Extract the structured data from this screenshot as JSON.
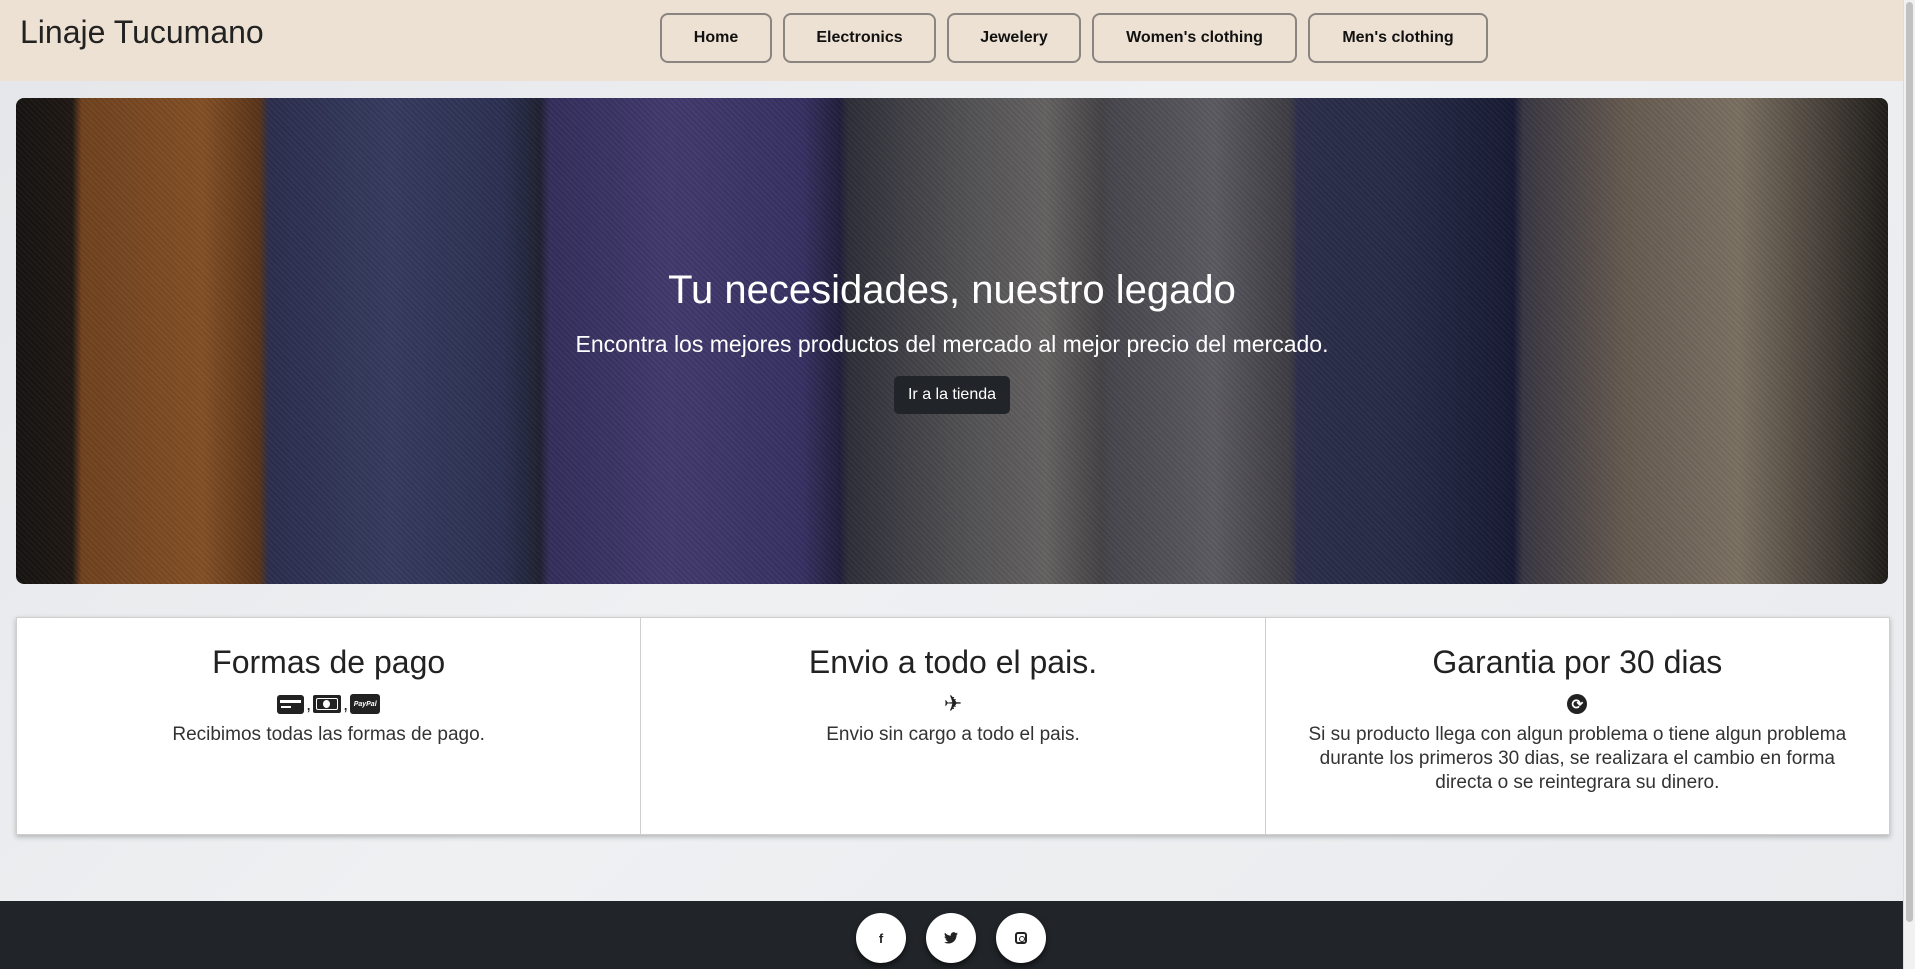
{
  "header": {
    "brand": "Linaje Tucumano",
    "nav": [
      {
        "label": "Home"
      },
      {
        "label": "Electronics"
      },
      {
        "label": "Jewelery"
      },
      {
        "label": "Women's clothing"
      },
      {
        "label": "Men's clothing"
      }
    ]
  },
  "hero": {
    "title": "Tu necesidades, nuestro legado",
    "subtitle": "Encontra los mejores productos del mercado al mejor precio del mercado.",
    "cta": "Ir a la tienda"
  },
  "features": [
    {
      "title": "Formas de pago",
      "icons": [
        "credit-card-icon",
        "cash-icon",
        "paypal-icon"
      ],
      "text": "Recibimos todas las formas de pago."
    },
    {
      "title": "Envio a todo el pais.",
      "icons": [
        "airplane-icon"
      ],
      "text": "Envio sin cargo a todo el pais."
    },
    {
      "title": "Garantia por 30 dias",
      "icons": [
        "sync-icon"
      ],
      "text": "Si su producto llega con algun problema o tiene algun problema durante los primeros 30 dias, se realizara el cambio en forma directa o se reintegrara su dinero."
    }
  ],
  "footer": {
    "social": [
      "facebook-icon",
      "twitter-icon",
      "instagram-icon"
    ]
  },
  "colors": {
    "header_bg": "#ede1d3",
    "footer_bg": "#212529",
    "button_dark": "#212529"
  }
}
#####
Requirements. Skip every picture and transcribe the data above exactly.

Answer below.
Extract the structured data from this screenshot as JSON.
{
  "header": {
    "brand": "Linaje Tucumano",
    "nav": [
      {
        "label": "Home"
      },
      {
        "label": "Electronics"
      },
      {
        "label": "Jewelery"
      },
      {
        "label": "Women's clothing"
      },
      {
        "label": "Men's clothing"
      }
    ]
  },
  "hero": {
    "title": "Tu necesidades, nuestro legado",
    "subtitle": "Encontra los mejores productos del mercado al mejor precio del mercado.",
    "cta": "Ir a la tienda"
  },
  "features": [
    {
      "title": "Formas de pago",
      "icons": [
        "credit-card-icon",
        "cash-icon",
        "paypal-icon"
      ],
      "text": "Recibimos todas las formas de pago."
    },
    {
      "title": "Envio a todo el pais.",
      "icons": [
        "airplane-icon"
      ],
      "text": "Envio sin cargo a todo el pais."
    },
    {
      "title": "Garantia por 30 dias",
      "icons": [
        "sync-icon"
      ],
      "text": "Si su producto llega con algun problema o tiene algun problema durante los primeros 30 dias, se realizara el cambio en forma directa o se reintegrara su dinero."
    }
  ],
  "footer": {
    "social": [
      "facebook-icon",
      "twitter-icon",
      "instagram-icon"
    ]
  },
  "colors": {
    "header_bg": "#ede1d3",
    "footer_bg": "#212529",
    "button_dark": "#212529"
  }
}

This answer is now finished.